:: WHAT TO WORK ON ::
Write out the whole text on the emergent causal order hypothesis and methodology, word for word.

:: EXTRACTED TEXT ::
______

Emergent Causal Order from Entanglement: Hypothesis and Methodology¶

This page is the scientific charter for the Schwinger / DMRG / TDVP subsystem. The implementation tracker is in quantum-plan.md; user-facing API and quickstart material is in quantum.md. All three should be read together — this page states what the project is trying to learn; the plan tracks what is currently built; the API page documents how to drive the bits that are built.

______

:: DATA EXTRACT ::
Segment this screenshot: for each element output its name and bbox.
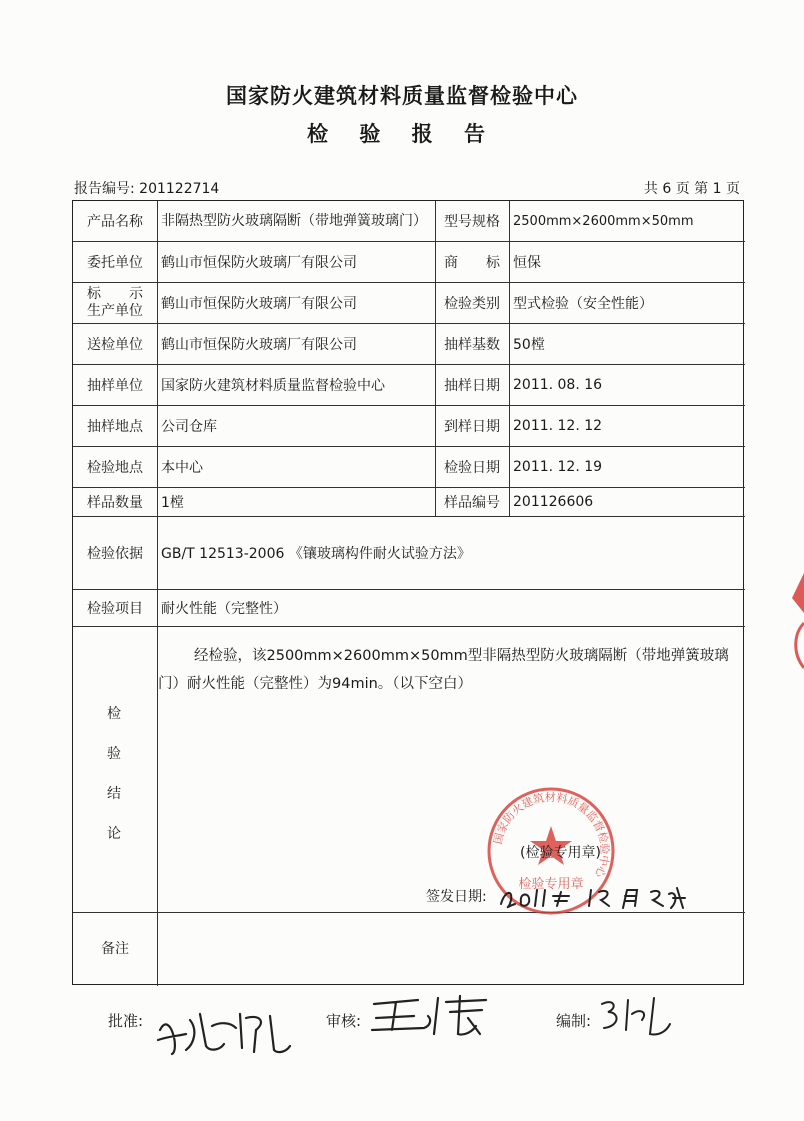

______

:: THE RESPONSE ::
Emergent Causal Order from Entanglement: Hypothesis and Methodology¶

This page is the scientific charter for the Schwinger / DMRG / TDVP subsystem. The implementation tracker is in quantum-plan.md; user-facing API and quickstart material is in quantum.md. All three should be read together — this page states what the project is trying to learn; the plan tracks what is currently built; the API page documents how to drive the bits that are built.